▶ _Exercise_
Every line below that mentions the word "Health" should be copied out.

▶ _Materials provided_
───
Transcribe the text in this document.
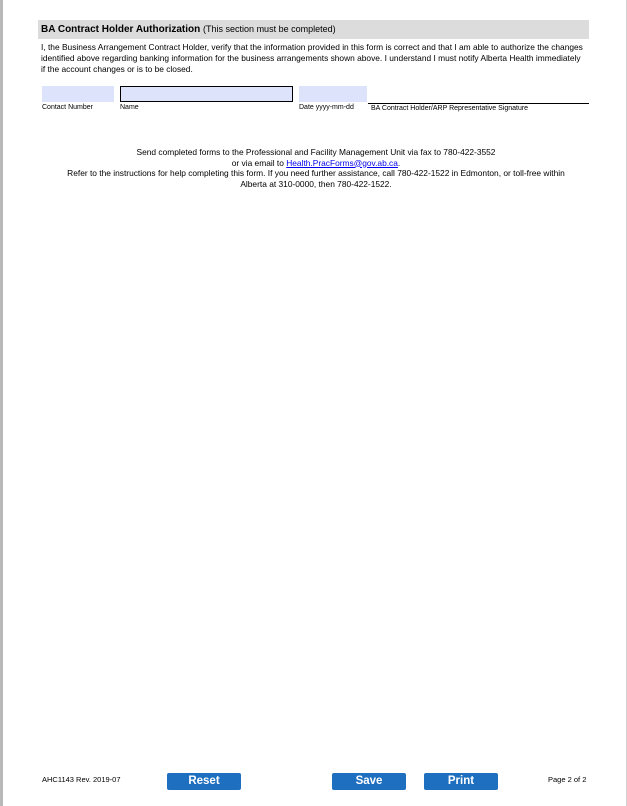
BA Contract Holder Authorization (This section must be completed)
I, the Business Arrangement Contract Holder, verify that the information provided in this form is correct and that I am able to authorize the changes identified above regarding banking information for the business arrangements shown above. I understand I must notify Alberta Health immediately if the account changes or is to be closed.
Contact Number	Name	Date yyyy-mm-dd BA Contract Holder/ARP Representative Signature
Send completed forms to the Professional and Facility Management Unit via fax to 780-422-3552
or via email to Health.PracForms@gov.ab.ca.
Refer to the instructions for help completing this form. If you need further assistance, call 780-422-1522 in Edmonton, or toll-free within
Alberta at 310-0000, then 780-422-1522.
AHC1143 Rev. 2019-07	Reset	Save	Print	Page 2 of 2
───
▶ _Completed exercise_
I, the Business Arrangement Contract Holder, verify that the information provided in this form is correct and that I am able to authorize the changes identified above regarding banking information for the business arrangements shown above. I understand I must notify Alberta Health immediately if the account changes or is to be closed.
or via email to Health.PracForms@gov.ab.ca.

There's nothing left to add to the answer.